__What you will do__:
Write out the rows below verbatim, starting with the first row and stopping after the line that contains "y-right-tick-label: 669.5 bbox=[1897, 555, 1947, 580]".

Dataset entries
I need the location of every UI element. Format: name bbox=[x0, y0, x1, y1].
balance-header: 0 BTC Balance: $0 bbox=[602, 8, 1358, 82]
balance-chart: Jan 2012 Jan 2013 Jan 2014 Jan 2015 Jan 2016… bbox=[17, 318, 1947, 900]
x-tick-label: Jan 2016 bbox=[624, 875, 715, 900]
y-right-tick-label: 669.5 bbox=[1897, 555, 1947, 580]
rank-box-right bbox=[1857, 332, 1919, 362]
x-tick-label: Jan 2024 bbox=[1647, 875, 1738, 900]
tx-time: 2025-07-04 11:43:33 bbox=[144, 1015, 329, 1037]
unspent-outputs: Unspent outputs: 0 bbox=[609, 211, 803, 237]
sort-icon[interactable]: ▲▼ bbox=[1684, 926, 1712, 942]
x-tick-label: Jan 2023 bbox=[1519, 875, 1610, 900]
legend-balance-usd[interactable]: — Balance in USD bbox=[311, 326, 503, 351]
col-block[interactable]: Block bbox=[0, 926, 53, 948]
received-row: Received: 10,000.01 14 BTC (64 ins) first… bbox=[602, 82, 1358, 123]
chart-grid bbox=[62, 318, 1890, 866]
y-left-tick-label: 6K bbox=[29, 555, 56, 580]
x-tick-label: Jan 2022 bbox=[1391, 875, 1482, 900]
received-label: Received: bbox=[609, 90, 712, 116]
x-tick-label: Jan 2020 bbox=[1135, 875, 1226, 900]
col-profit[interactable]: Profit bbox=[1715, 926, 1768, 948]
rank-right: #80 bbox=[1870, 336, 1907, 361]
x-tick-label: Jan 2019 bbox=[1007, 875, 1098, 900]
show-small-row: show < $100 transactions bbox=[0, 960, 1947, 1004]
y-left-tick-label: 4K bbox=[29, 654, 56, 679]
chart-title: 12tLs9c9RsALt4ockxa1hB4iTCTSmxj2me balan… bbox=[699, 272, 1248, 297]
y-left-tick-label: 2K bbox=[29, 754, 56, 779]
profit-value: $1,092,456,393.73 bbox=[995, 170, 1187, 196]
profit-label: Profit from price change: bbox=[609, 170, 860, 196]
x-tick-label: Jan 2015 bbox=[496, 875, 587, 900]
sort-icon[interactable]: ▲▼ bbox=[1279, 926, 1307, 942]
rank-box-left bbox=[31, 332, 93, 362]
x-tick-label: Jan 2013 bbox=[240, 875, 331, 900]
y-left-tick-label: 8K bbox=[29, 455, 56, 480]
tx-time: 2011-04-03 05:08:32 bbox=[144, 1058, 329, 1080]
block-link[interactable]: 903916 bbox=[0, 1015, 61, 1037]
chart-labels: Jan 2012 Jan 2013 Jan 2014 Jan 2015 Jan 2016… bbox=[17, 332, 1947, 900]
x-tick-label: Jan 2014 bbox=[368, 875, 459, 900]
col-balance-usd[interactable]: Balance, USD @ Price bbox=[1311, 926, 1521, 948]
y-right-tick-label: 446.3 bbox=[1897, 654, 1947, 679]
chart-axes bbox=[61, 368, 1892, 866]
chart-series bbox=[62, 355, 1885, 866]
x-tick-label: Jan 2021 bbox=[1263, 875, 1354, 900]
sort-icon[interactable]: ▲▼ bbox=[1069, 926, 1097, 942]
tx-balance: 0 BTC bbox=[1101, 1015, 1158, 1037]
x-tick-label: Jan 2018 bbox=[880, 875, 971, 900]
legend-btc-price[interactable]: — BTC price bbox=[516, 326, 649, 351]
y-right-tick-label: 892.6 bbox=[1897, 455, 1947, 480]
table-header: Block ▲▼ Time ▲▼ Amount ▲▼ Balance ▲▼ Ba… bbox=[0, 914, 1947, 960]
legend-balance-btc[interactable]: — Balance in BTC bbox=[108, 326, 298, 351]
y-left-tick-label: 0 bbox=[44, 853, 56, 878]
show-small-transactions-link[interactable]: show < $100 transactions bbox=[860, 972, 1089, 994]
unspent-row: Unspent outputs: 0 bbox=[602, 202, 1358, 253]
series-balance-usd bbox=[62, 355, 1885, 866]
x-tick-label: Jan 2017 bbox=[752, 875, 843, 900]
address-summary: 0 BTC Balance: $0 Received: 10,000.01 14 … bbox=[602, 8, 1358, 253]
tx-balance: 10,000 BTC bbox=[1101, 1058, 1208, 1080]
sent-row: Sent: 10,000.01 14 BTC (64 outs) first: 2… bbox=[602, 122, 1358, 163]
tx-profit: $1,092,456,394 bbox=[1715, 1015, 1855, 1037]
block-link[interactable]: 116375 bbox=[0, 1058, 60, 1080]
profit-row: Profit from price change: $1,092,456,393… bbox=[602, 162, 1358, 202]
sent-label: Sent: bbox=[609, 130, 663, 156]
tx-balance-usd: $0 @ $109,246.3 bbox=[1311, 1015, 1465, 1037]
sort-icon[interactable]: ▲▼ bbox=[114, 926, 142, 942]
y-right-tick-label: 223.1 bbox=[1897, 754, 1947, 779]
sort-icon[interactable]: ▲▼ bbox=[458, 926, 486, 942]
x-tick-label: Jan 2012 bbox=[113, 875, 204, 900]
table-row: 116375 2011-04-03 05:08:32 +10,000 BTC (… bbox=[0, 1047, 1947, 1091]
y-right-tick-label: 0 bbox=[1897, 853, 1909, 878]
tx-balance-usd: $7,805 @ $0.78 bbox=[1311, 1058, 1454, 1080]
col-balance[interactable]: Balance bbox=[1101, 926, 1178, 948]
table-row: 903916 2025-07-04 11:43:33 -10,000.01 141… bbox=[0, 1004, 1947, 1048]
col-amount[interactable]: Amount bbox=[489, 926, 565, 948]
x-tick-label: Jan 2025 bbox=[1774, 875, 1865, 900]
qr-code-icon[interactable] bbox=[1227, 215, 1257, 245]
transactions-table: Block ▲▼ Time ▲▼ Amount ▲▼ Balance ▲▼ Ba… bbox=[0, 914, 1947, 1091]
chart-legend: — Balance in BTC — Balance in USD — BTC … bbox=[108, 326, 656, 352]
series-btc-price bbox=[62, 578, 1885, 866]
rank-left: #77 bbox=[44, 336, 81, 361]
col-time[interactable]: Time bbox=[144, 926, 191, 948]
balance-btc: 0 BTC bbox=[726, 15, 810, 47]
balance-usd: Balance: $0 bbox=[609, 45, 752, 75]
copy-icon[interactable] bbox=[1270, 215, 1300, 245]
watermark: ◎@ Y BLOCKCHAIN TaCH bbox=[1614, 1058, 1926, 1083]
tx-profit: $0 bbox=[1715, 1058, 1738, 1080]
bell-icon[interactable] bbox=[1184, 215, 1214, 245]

__Problem solution__:
I need the location of every UI element. Format: name bbox=[x0, y0, x1, y1].
balance-header: 0 BTC Balance: $0 bbox=[602, 8, 1358, 82]
balance-chart: Jan 2012 Jan 2013 Jan 2014 Jan 2015 Jan 2016… bbox=[17, 318, 1947, 900]
x-tick-label: Jan 2016 bbox=[624, 875, 715, 900]
y-right-tick-label: 669.5 bbox=[1897, 555, 1947, 580]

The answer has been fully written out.